**Provided material:**
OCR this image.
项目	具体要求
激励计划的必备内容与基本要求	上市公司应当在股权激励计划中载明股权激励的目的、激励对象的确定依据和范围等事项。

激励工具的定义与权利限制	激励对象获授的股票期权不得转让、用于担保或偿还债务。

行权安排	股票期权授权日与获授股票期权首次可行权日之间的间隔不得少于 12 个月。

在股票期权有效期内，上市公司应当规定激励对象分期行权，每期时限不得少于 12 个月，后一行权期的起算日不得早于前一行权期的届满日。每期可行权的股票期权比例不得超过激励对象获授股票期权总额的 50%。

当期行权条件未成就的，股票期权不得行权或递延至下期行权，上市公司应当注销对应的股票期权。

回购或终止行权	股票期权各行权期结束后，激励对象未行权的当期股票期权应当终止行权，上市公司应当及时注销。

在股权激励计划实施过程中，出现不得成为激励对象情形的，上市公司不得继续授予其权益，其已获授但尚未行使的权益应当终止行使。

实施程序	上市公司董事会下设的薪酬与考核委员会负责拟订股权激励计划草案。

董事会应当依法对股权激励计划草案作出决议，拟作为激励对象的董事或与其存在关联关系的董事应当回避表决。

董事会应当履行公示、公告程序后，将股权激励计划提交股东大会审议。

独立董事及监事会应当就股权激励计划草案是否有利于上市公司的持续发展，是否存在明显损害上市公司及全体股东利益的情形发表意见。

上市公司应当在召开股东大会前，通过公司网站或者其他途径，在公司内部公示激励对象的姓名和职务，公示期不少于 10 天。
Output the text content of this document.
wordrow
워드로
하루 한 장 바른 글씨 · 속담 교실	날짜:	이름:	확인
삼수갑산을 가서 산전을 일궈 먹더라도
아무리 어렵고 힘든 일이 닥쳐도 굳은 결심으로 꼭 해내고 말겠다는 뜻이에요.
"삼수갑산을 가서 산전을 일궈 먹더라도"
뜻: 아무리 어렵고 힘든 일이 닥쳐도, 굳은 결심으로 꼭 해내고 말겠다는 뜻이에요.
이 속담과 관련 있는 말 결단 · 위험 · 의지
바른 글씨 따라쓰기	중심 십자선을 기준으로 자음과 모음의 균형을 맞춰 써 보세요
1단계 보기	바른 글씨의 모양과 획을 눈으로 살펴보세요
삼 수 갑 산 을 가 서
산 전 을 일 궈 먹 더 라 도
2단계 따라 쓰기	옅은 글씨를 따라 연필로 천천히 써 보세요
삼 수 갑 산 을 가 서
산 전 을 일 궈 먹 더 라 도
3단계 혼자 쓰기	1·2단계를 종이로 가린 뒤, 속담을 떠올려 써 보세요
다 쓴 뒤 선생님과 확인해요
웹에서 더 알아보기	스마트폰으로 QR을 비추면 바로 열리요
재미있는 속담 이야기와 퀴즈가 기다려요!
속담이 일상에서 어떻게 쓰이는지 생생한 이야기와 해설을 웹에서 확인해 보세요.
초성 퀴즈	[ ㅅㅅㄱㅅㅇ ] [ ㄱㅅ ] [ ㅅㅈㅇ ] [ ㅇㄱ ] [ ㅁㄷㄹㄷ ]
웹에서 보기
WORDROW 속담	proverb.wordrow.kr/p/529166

**Exercise task:**
Go through the preceding material and copy each line that has the word "삼수갑산을".

**Correct answer:**
삼수갑산을 가서 산전을 일궈 먹더라도
"삼수갑산을 가서 산전을 일궈 먹더라도"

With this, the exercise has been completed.